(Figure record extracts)
+--
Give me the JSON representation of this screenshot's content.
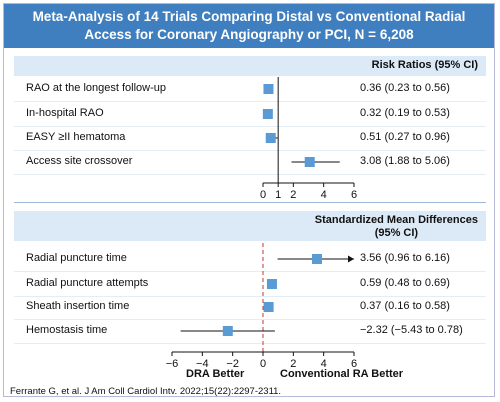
{
  "title": {
    "line1": "Meta-Analysis of 14 Trials Comparing Distal vs Conventional Radial",
    "line2": "Access for Coronary Angiography or PCI, N = 6,208"
  },
  "panel1": {
    "header": "Risk Ratios (95% CI)"
  },
  "panel2": {
    "header_line1": "Standardized Mean Differences",
    "header_line2": "(95% CI)"
  },
  "footer": {
    "left": "DRA Better",
    "right": "Conventional RA Better",
    "citation": "Ferrante G, et al. J Am Coll Cardiol Intv. 2022;15(22):2297-2311."
  },
  "colors": {
    "title_bg": "#3f7fbf",
    "header_bg": "#dce9f7",
    "marker": "#5b9bd5",
    "ref_line_dashed": "#c0392b"
  },
  "chart_data": [
    {
      "type": "forest",
      "measure": "Risk Ratios (95% CI)",
      "xlim": [
        0,
        6
      ],
      "ticks": [
        0,
        1,
        2,
        4,
        6
      ],
      "reference": 1,
      "rows": [
        {
          "label": "RAO at the longest follow-up",
          "estimate": 0.36,
          "lower": 0.23,
          "upper": 0.56,
          "ci_text": "0.36 (0.23 to 0.56)"
        },
        {
          "label": "In-hospital RAO",
          "estimate": 0.32,
          "lower": 0.19,
          "upper": 0.53,
          "ci_text": "0.32 (0.19 to 0.53)"
        },
        {
          "label": "EASY ≥II hematoma",
          "estimate": 0.51,
          "lower": 0.27,
          "upper": 0.96,
          "ci_text": "0.51 (0.27 to 0.96)"
        },
        {
          "label": "Access site crossover",
          "estimate": 3.08,
          "lower": 1.88,
          "upper": 5.06,
          "ci_text": "3.08 (1.88 to 5.06)"
        }
      ]
    },
    {
      "type": "forest",
      "measure": "Standardized Mean Differences (95% CI)",
      "xlim": [
        -6,
        6
      ],
      "ticks": [
        -6,
        -4,
        -2,
        0,
        2,
        4,
        6
      ],
      "reference": 0,
      "rows": [
        {
          "label": "Radial puncture time",
          "estimate": 3.56,
          "lower": 0.96,
          "upper": 6.16,
          "ci_text": "3.56 (0.96 to 6.16)",
          "arrow_right": true
        },
        {
          "label": "Radial puncture attempts",
          "estimate": 0.59,
          "lower": 0.48,
          "upper": 0.69,
          "ci_text": "0.59 (0.48 to 0.69)"
        },
        {
          "label": "Sheath insertion time",
          "estimate": 0.37,
          "lower": 0.16,
          "upper": 0.58,
          "ci_text": "0.37 (0.16 to 0.58)"
        },
        {
          "label": "Hemostasis time",
          "estimate": -2.32,
          "lower": -5.43,
          "upper": 0.78,
          "ci_text": "−2.32 (−5.43 to 0.78)"
        }
      ]
    }
  ]
}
+--
▶ [Aim of the exercise]:
Where a line in the entries holds the word "upper", copy that line.

▶ [Task result]:
          "upper": 0.56,
          "upper": 0.53,
          "upper": 0.96,
          "upper": 5.06,
          "upper": 6.16,
          "upper": 0.69,
          "upper": 0.58,
          "upper": 0.78,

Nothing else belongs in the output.